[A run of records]

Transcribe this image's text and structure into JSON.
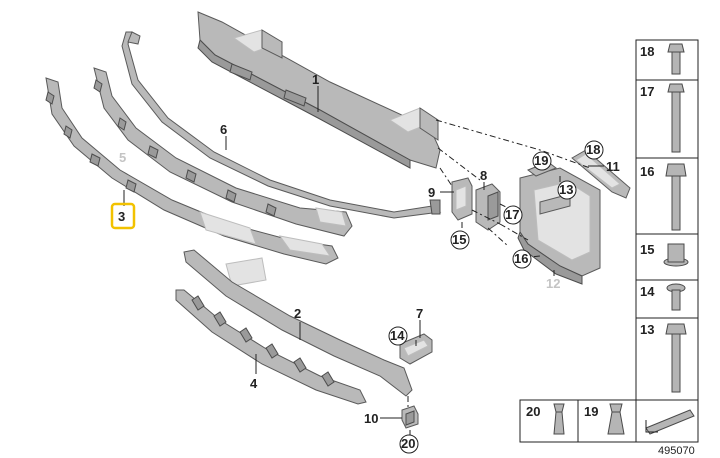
{
  "diagram": {
    "reference_number": "495070",
    "parts": [
      {
        "number": "1",
        "kind": "bumper-carrier-beam"
      },
      {
        "number": "2",
        "kind": "lower-trim-strip"
      },
      {
        "number": "3",
        "kind": "upper-bracket-strip",
        "highlighted": true
      },
      {
        "number": "4",
        "kind": "lower-bracket-strip"
      },
      {
        "number": "5",
        "kind": "upper-bracket-strip-alt",
        "greyed": true
      },
      {
        "number": "6",
        "kind": "cable-strip"
      },
      {
        "number": "7",
        "kind": "bracket"
      },
      {
        "number": "8",
        "kind": "mount-bracket"
      },
      {
        "number": "9",
        "kind": "clip-bracket"
      },
      {
        "number": "10",
        "kind": "clip"
      },
      {
        "number": "11",
        "kind": "bracket-arm"
      },
      {
        "number": "12",
        "kind": "crash-box",
        "greyed": true
      },
      {
        "number": "13",
        "kind": "bolt"
      },
      {
        "number": "14",
        "kind": "screw"
      },
      {
        "number": "15",
        "kind": "flange-nut"
      },
      {
        "number": "16",
        "kind": "long-bolt"
      },
      {
        "number": "17",
        "kind": "long-bolt"
      },
      {
        "number": "18",
        "kind": "hex-bolt"
      },
      {
        "number": "19",
        "kind": "expanding-rivet"
      },
      {
        "number": "20",
        "kind": "expanding-rivet"
      }
    ],
    "callout_circles": [
      "13",
      "14",
      "15",
      "16",
      "17",
      "18",
      "19",
      "20"
    ],
    "sidebar_items": [
      "18",
      "17",
      "16",
      "15",
      "14",
      "13"
    ],
    "bottom_items": [
      "20",
      "19"
    ]
  }
}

§ STATED EXERCISE: Transcribe the full listing character for character. Pictures are excluded.

§ RESPONSE BELOW:
Transcribe this image's text and structure into JSON.
{
  "diagram": {
    "reference_number": "495070",
    "parts": [
      {
        "number": "1",
        "kind": "bumper-carrier-beam"
      },
      {
        "number": "2",
        "kind": "lower-trim-strip"
      },
      {
        "number": "3",
        "kind": "upper-bracket-strip",
        "highlighted": true
      },
      {
        "number": "4",
        "kind": "lower-bracket-strip"
      },
      {
        "number": "5",
        "kind": "upper-bracket-strip-alt",
        "greyed": true
      },
      {
        "number": "6",
        "kind": "cable-strip"
      },
      {
        "number": "7",
        "kind": "bracket"
      },
      {
        "number": "8",
        "kind": "mount-bracket"
      },
      {
        "number": "9",
        "kind": "clip-bracket"
      },
      {
        "number": "10",
        "kind": "clip"
      },
      {
        "number": "11",
        "kind": "bracket-arm"
      },
      {
        "number": "12",
        "kind": "crash-box",
        "greyed": true
      },
      {
        "number": "13",
        "kind": "bolt"
      },
      {
        "number": "14",
        "kind": "screw"
      },
      {
        "number": "15",
        "kind": "flange-nut"
      },
      {
        "number": "16",
        "kind": "long-bolt"
      },
      {
        "number": "17",
        "kind": "long-bolt"
      },
      {
        "number": "18",
        "kind": "hex-bolt"
      },
      {
        "number": "19",
        "kind": "expanding-rivet"
      },
      {
        "number": "20",
        "kind": "expanding-rivet"
      }
    ],
    "callout_circles": [
      "13",
      "14",
      "15",
      "16",
      "17",
      "18",
      "19",
      "20"
    ],
    "sidebar_items": [
      "18",
      "17",
      "16",
      "15",
      "14",
      "13"
    ],
    "bottom_items": [
      "20",
      "19"
    ]
  }
}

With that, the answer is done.